** begin INPUT DATA **
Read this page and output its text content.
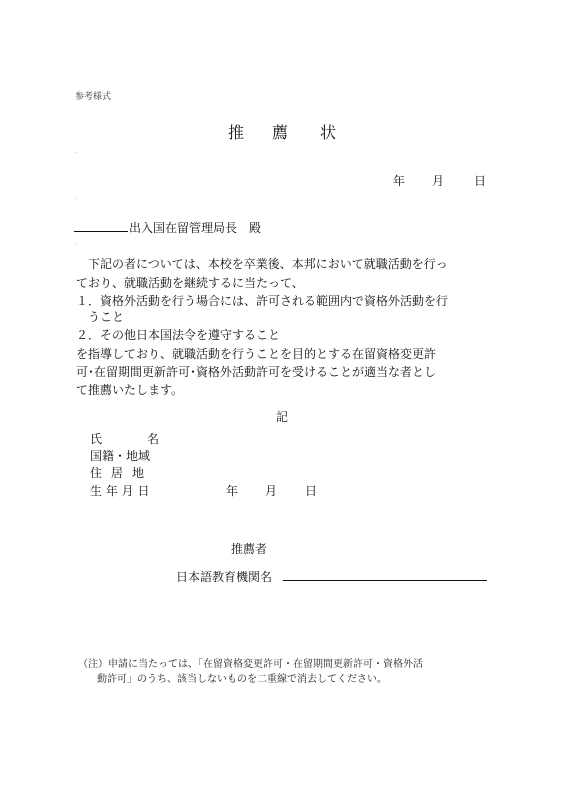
参考様式
推 薦 状
·
年 月 日
·
出入国在留管理局長　殿
·
　下記の者については、本校を卒業後、本邦において就職活動を行っ
ており、就職活動を継続するに当たって、
１．資格外活動を行う場合には、許可される範囲内で資格外活動を行
　うこと
２．その他日本国法令を遵守すること
を指導しており、就職活動を行うことを目的とする在留資格変更許
可･在留期間更新許可･資格外活動許可を受けることが適当な者とし
て推薦いたします。
記
氏	名
国籍・地域
住 居 地
生 年 月 日	年 月 日
推薦者
日本語教育機関名
（注）申請に当たっては、「在留資格変更許可・在留期間更新許可・資格外活
動許可」のうち、該当しないものを二重線で消去してください。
** end INPUT DATA **
TASK INSTRUCTIONS: Reproduce the data word for word, excluding its pictures.

RESPONSE FOR THIS EXERCISE:
Read this page and output its text content.
参考様式
推 薦 状
·
年 月 日
·
出入国在留管理局長　殿
·
　下記の者については、本校を卒業後、本邦において就職活動を行っ
ており、就職活動を継続するに当たって、
１．資格外活動を行う場合には、許可される範囲内で資格外活動を行
　うこと
２．その他日本国法令を遵守すること
を指導しており、就職活動を行うことを目的とする在留資格変更許
可･在留期間更新許可･資格外活動許可を受けることが適当な者とし
て推薦いたします。
記
氏	名
国籍・地域
住 居 地
生 年 月 日	年 月 日
推薦者
日本語教育機関名
（注）申請に当たっては、「在留資格変更許可・在留期間更新許可・資格外活
動許可」のうち、該当しないものを二重線で消去してください。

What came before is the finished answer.